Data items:
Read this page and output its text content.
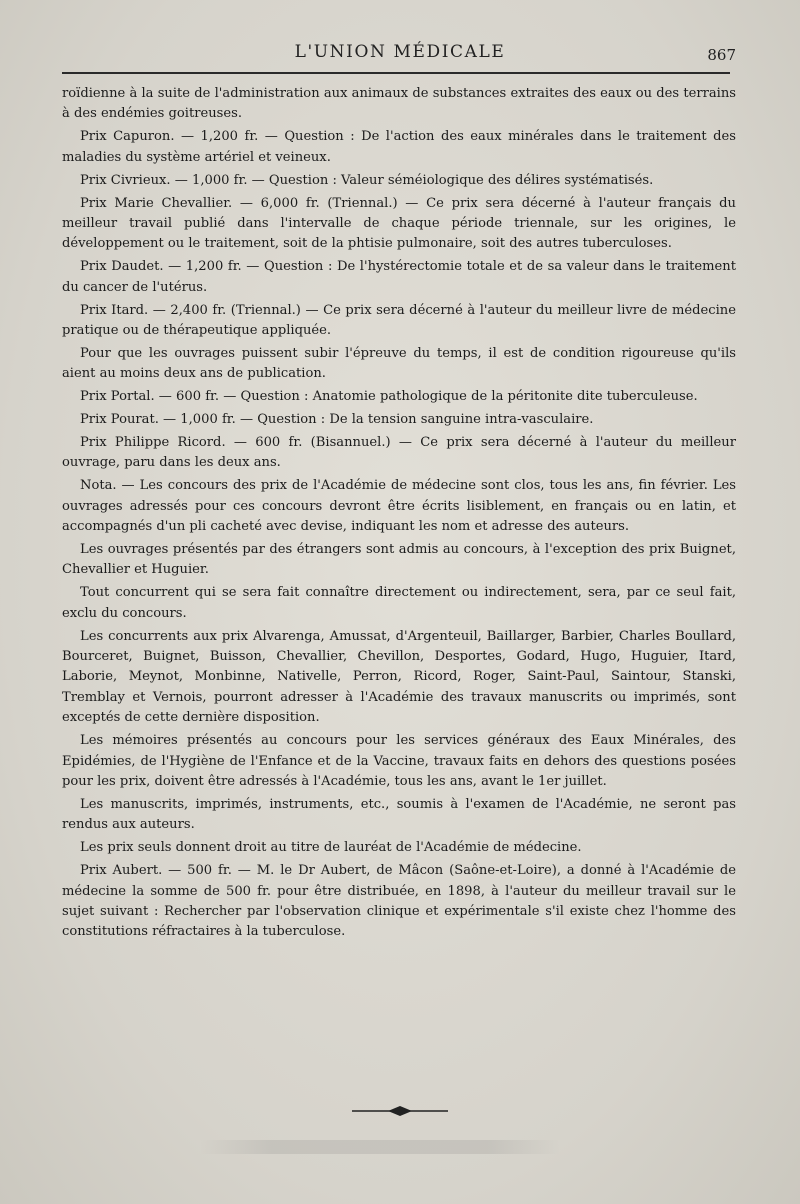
L'UNION MÉDICALE	867

roïdienne à la suite de l'administration aux animaux de substances extraites des eaux ou des terrains à des endémies goitreuses.

Prix Capuron. — 1,200 fr. — Question : De l'action des eaux minérales dans le traitement des maladies du système artériel et veineux.

Prix Civrieux. — 1,000 fr. — Question : Valeur séméiologique des délires systématisés.

Prix Marie Chevallier. — 6,000 fr. (Triennal.) — Ce prix sera décerné à l'auteur français du meilleur travail publié dans l'intervalle de chaque période triennale, sur les origines, le développement ou le traitement, soit de la phtisie pulmonaire, soit des autres tuberculoses.

Prix Daudet. — 1,200 fr. — Question : De l'hystérectomie totale et de sa valeur dans le traitement du cancer de l'utérus.

Prix Itard. — 2,400 fr. (Triennal.) — Ce prix sera décerné à l'auteur du meilleur livre de médecine pratique ou de thérapeutique appliquée.

Pour que les ouvrages puissent subir l'épreuve du temps, il est de condition rigoureuse qu'ils aient au moins deux ans de publication.

Prix Portal. — 600 fr. — Question : Anatomie pathologique de la péritonite dite tuberculeuse.

Prix Pourat. — 1,000 fr. — Question : De la tension sanguine intra-vasculaire.

Prix Philippe Ricord. — 600 fr. (Bisannuel.) — Ce prix sera décerné à l'auteur du meilleur ouvrage, paru dans les deux ans.

Nota. — Les concours des prix de l'Académie de médecine sont clos, tous les ans, fin février. Les ouvrages adressés pour ces concours devront être écrits lisiblement, en français ou en latin, et accompagnés d'un pli cacheté avec devise, indiquant les nom et adresse des auteurs.

Les ouvrages présentés par des étrangers sont admis au concours, à l'exception des prix Buignet, Chevallier et Huguier.

Tout concurrent qui se sera fait connaître directement ou indirectement, sera, par ce seul fait, exclu du concours.

Les concurrents aux prix Alvarenga, Amussat, d'Argenteuil, Baillarger, Barbier, Charles Boullard, Bourceret, Buignet, Buisson, Chevallier, Chevillon, Desportes, Godard, Hugo, Huguier, Itard, Laborie, Meynot, Monbinne, Nativelle, Perron, Ricord, Roger, Saint-Paul, Saintour, Stanski, Tremblay et Vernois, pourront adresser à l'Académie des travaux manuscrits ou imprimés, sont exceptés de cette dernière disposition.

Les mémoires présentés au concours pour les services généraux des Eaux Minérales, des Epidémies, de l'Hygiène de l'Enfance et de la Vaccine, travaux faits en dehors des questions posées pour les prix, doivent être adressés à l'Académie, tous les ans, avant le 1er juillet.

Les manuscrits, imprimés, instruments, etc., soumis à l'examen de l'Académie, ne seront pas rendus aux auteurs.

Les prix seuls donnent droit au titre de lauréat de l'Académie de médecine.

Prix Aubert. — 500 fr. — M. le Dr Aubert, de Mâcon (Saône-et-Loire), a donné à l'Académie de médecine la somme de 500 fr. pour être distribuée, en 1898, à l'auteur du meilleur travail sur le sujet suivant : Rechercher par l'observation clinique et expérimentale s'il existe chez l'homme des constitutions réfractaires à la tuberculose.
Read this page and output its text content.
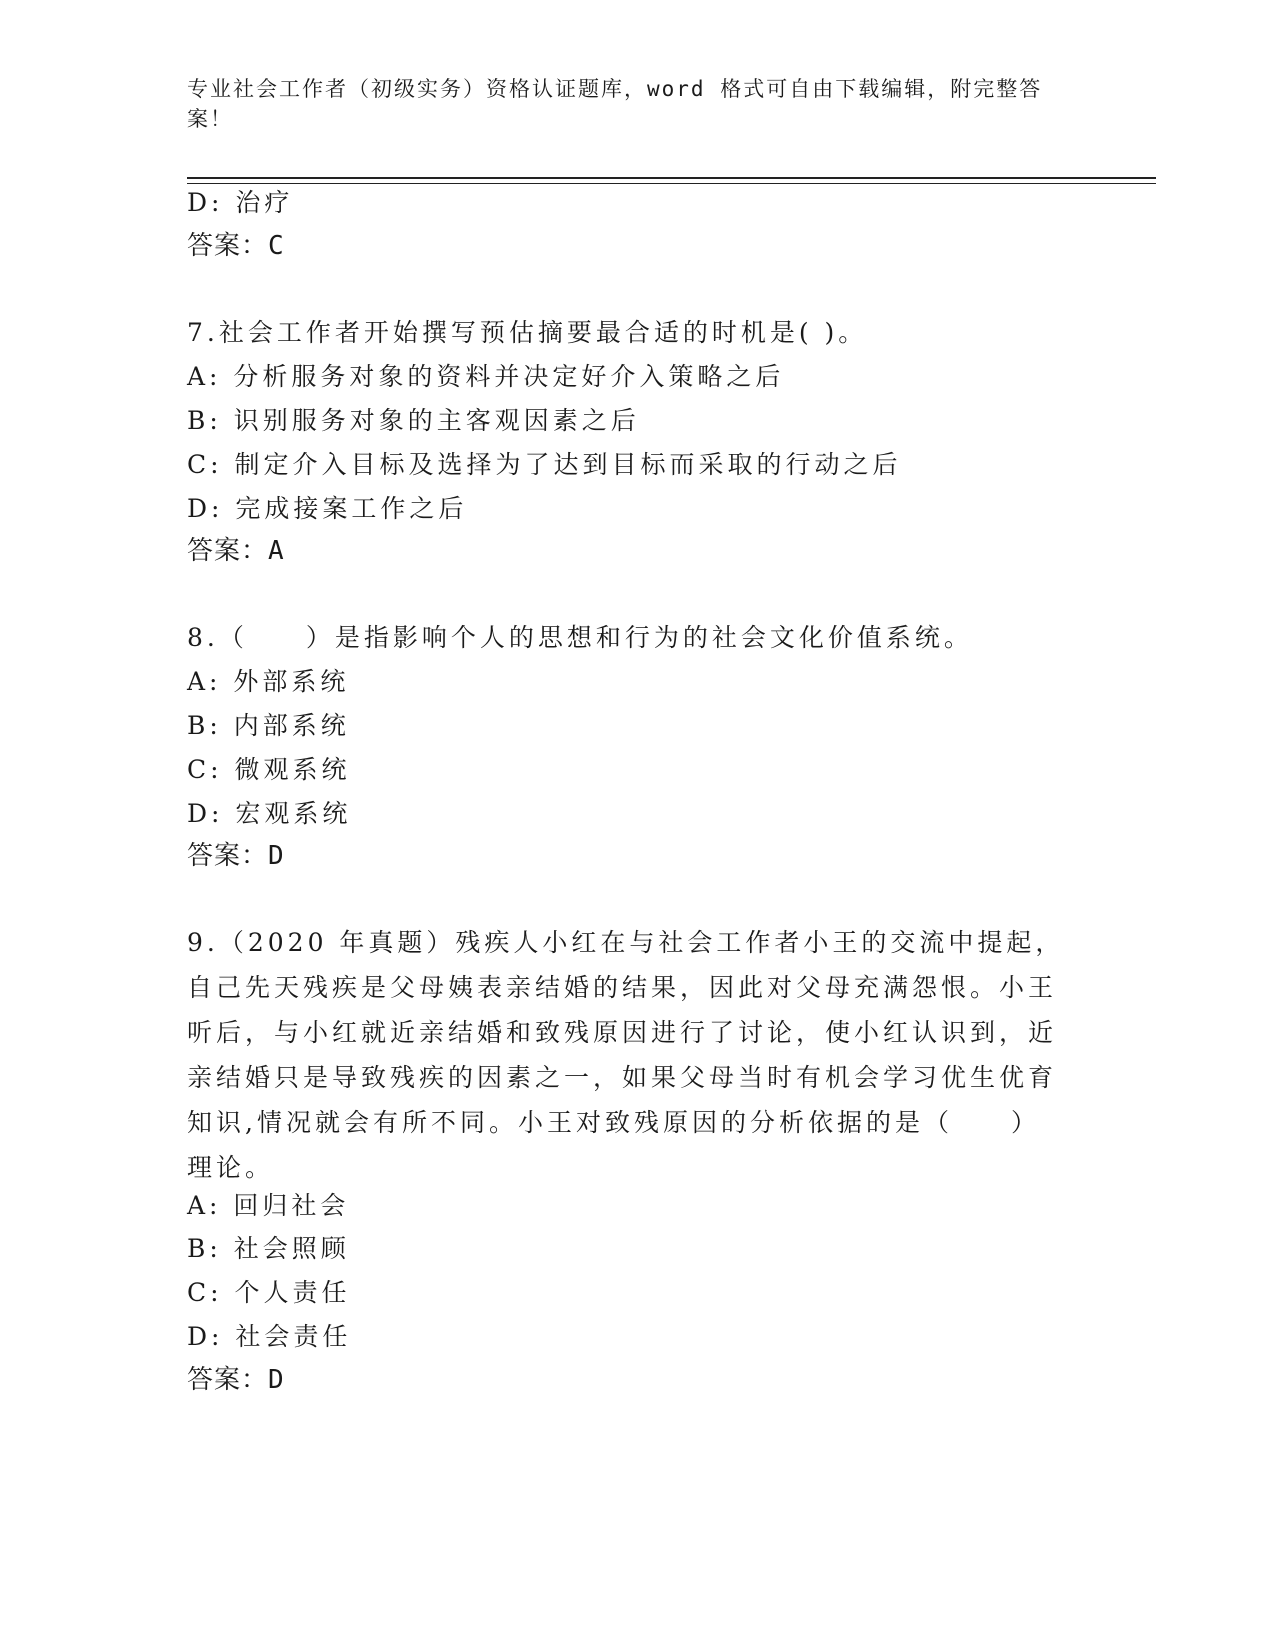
专业社会工作者（初级实务）资格认证题库，word 格式可自由下载编辑，附完整答案！
D: 治疗
答案：C
7.社会工作者开始撰写预估摘要最合适的时机是( )。
A: 分析服务对象的资料并决定好介入策略之后
B: 识别服务对象的主客观因素之后
C: 制定介入目标及选择为了达到目标而采取的行动之后
D: 完成接案工作之后
答案：A
8.（　　）是指影响个人的思想和行为的社会文化价值系统。
A: 外部系统
B: 内部系统
C: 微观系统
D: 宏观系统
答案：D
9.（2020 年真题）残疾人小红在与社会工作者小王的交流中提起，自己先天残疾是父母姨表亲结婚的结果，因此对父母充满怨恨。小王听后，与小红就近亲结婚和致残原因进行了讨论，使小红认识到，近亲结婚只是导致残疾的因素之一，如果父母当时有机会学习优生优育知识,情况就会有所不同。小王对致残原因的分析依据的是（　　）理论。
A: 回归社会
B: 社会照顾
C: 个人责任
D: 社会责任
答案：D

Brief:
Out of the preceding entries, pull every line containing the string "présentés".

Answer in full:
Les ouvrages présentés par des étrangers sont admis au concours, à l'exception des prix Buignet, Chevallier et Huguier.
Les mémoires présentés au concours pour les services généraux des Eaux Minérales, des Epidémies, de l'Hygiène de l'Enfance et de la Vaccine, travaux faits en dehors des questions posées pour les prix, doivent être adressés à l'Académie, tous les ans, avant le 1er juillet.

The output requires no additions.